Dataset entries
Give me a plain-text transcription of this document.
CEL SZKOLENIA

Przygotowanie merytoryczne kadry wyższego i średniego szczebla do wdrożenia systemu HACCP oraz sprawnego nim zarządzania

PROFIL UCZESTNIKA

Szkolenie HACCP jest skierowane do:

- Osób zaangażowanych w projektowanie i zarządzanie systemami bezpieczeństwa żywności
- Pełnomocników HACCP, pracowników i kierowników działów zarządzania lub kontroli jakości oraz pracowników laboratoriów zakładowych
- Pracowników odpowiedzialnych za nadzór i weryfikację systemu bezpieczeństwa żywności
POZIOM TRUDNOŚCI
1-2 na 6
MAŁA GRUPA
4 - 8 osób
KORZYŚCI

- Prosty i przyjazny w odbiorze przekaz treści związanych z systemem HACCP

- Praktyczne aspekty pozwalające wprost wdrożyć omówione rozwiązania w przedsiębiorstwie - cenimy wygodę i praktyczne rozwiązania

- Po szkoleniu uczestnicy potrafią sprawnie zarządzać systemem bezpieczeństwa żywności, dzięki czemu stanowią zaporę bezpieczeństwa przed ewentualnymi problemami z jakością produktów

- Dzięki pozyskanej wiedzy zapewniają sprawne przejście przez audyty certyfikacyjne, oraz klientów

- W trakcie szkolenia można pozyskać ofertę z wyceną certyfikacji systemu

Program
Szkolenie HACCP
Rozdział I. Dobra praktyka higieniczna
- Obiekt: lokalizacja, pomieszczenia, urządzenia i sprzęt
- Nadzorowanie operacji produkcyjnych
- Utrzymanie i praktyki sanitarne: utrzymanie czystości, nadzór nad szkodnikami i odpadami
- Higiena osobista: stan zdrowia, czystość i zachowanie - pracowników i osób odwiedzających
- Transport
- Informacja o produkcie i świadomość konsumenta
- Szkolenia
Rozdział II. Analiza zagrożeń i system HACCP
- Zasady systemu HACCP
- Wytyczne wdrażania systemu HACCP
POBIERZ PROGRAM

--

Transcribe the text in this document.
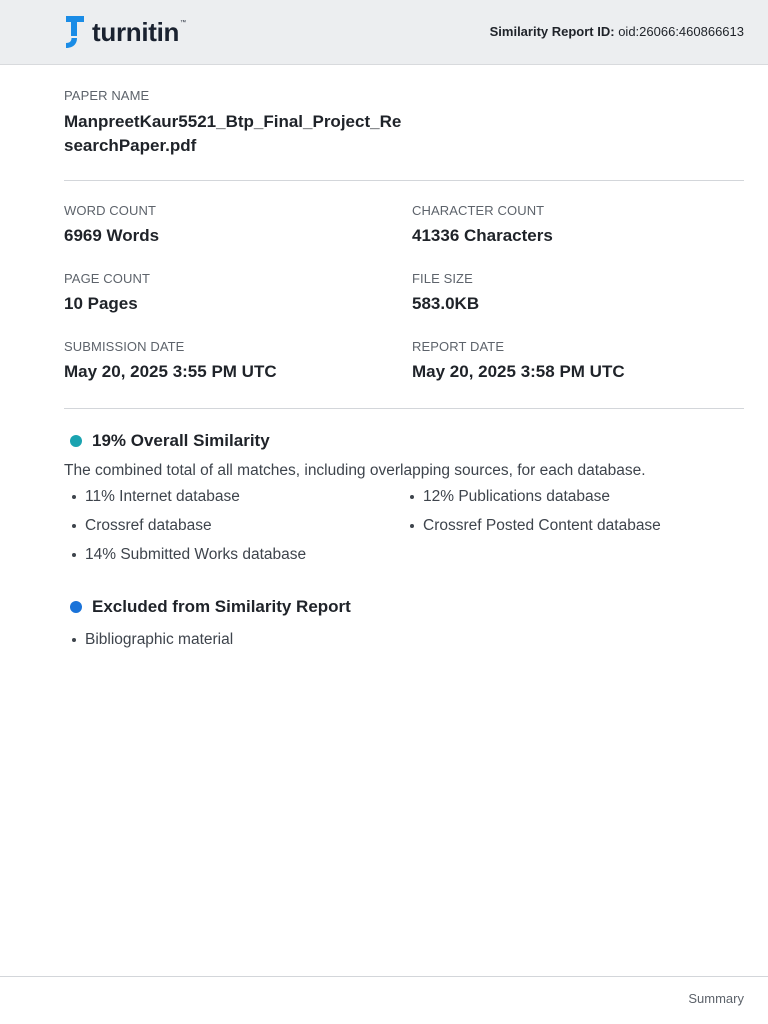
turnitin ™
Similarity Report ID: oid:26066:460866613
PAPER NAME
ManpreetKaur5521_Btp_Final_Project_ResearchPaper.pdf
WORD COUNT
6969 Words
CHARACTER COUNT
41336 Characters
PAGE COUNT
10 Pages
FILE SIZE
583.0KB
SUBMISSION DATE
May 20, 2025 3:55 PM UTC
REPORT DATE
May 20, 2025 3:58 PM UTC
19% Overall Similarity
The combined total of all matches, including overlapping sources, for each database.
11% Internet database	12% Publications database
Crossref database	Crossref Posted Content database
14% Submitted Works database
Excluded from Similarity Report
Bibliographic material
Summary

# Stated exercise
Identify the lines of the entries containing the string "document". Copy each such line.

# Solution below
Give me a plain-text transcription of this document.
Transcribe the text in this document.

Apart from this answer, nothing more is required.